Bengaluru East railway station, also known as Bangalore East railway station (station code: BNCE) is an old British Era Railway Station surrounded by Pottery Road, Kumaraswamy Naidu Road, Murgesha Mudaliar Road and Kenchappa Road, is a small quaint station located in Fraser Town, Bangalore Cantonment. This station is very convenient for residents traveling towards or returning from Kolar Gold Fields or Madras. Express and Mail trains did not stop here till the 1920s. The station is now renovated with a larger platform. Adjacent to railway station, there is the Bangalore East Football Grounds, which nowadays is more used for playing Cricket. Well known cartoonist Paul Fernandes remembers as a young boy befriending train drivers at this station, and getting grease for his bicycle.

History
According to the 'List of Mysore Residency records, from the year 1880–1947', the Bangalore East railway station was constructed in 1906, on the Bangalore–Madras railway line. At that time, the trains from Madras terminated at the Bangalore Cantonment railway station, in Bangalore Civil and Military Station which was controlled by the British Madras Presidency. The Bangalore City station in the Bangalore Pete (under the control of the Maharaja of Mysore), was used to connect to Mysore State. The railway line has existed since starting operations in 1864, with the launch of the Bangalore Cantonment–Jolarpettai train services by the Madras Railway. The train line was broad-gauge and 149 km long, connecting the Bangalore Cantonment with Vellore district.

Data extract:

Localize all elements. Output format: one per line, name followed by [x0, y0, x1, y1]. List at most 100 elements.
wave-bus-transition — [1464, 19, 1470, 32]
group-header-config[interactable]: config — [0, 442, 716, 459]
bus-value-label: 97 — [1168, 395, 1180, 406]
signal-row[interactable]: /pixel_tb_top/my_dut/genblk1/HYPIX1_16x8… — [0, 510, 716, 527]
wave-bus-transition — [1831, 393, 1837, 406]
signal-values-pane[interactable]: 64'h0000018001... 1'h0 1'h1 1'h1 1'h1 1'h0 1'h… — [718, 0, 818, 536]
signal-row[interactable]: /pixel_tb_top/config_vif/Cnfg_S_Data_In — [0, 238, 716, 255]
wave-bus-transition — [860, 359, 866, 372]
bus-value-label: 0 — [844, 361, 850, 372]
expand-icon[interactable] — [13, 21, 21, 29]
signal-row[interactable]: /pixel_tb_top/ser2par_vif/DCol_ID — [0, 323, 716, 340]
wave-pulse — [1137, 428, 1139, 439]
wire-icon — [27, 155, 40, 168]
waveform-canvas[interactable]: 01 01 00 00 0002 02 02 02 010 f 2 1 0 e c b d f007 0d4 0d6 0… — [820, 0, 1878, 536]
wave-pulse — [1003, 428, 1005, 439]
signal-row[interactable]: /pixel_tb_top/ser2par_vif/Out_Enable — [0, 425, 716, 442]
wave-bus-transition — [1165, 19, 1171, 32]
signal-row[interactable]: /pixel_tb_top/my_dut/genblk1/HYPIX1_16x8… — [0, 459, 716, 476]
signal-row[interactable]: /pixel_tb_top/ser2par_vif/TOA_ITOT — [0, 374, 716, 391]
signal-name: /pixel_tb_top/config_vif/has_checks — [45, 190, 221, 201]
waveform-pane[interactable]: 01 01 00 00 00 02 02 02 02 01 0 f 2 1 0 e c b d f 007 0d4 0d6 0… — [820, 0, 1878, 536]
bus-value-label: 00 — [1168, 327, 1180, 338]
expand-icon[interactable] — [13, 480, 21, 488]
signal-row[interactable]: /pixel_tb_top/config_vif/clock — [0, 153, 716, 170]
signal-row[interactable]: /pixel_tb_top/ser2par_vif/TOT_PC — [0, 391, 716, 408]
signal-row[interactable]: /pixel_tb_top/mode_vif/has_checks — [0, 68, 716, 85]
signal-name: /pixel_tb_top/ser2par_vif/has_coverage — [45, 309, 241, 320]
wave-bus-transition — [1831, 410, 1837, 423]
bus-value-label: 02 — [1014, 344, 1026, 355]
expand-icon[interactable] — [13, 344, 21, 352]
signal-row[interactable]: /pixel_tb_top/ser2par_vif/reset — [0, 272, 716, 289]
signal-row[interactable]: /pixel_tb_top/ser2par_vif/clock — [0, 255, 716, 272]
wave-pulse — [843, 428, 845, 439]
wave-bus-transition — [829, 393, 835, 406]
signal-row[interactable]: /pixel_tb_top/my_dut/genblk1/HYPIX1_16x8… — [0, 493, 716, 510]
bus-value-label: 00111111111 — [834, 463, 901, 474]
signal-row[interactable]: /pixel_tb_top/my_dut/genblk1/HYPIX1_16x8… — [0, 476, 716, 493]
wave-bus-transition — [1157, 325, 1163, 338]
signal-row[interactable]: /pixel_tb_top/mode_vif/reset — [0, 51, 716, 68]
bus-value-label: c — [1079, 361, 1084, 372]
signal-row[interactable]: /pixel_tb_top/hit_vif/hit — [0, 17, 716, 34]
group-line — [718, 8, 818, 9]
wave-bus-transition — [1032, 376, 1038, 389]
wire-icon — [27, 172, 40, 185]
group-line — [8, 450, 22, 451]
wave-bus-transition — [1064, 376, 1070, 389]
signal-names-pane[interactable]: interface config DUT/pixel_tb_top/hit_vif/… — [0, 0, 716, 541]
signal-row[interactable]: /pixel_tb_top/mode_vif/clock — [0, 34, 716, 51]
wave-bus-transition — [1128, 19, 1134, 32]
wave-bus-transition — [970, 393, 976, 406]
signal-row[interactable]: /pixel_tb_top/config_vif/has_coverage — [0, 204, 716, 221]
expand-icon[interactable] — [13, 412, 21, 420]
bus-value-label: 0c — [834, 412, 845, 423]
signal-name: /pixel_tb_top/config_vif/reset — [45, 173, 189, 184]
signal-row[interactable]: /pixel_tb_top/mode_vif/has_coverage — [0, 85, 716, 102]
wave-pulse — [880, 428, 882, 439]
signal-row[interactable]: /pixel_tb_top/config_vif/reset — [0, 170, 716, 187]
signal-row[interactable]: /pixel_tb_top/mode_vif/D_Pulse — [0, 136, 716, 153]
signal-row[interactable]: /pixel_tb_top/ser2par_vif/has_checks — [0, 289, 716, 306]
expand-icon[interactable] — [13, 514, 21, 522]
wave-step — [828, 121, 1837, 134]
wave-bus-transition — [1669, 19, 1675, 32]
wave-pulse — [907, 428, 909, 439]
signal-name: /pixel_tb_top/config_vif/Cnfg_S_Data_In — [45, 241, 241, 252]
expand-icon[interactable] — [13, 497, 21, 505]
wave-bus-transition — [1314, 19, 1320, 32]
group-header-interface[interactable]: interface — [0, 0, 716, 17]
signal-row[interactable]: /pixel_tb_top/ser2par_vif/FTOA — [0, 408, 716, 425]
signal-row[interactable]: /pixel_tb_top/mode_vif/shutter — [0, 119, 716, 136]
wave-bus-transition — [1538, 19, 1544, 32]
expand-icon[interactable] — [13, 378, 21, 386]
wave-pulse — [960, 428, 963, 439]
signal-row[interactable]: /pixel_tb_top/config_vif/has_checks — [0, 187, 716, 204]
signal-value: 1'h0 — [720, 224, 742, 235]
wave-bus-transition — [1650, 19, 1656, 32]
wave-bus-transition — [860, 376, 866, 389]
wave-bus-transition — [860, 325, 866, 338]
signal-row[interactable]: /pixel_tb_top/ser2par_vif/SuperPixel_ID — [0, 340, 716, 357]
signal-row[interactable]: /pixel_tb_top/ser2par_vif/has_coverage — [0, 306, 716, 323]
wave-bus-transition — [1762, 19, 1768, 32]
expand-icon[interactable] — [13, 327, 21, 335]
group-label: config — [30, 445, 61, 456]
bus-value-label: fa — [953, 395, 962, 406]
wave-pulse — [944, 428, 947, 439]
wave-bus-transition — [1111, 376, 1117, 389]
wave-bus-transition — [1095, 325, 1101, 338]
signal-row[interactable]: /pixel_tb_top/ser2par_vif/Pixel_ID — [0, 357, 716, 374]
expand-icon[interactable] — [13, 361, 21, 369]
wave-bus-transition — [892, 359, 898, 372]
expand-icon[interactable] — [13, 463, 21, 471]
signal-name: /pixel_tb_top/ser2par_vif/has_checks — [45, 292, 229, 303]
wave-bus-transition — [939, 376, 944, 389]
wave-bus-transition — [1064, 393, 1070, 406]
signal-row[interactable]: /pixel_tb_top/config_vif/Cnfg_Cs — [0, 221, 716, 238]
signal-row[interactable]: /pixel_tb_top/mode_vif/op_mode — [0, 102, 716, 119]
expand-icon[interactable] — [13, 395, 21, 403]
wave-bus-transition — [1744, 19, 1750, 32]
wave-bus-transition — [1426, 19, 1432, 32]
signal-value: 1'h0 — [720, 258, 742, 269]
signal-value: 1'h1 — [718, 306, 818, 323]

Exercise:
In the text about Bengaluru East railway station, in what year was the station built?

Completed exercise:
1906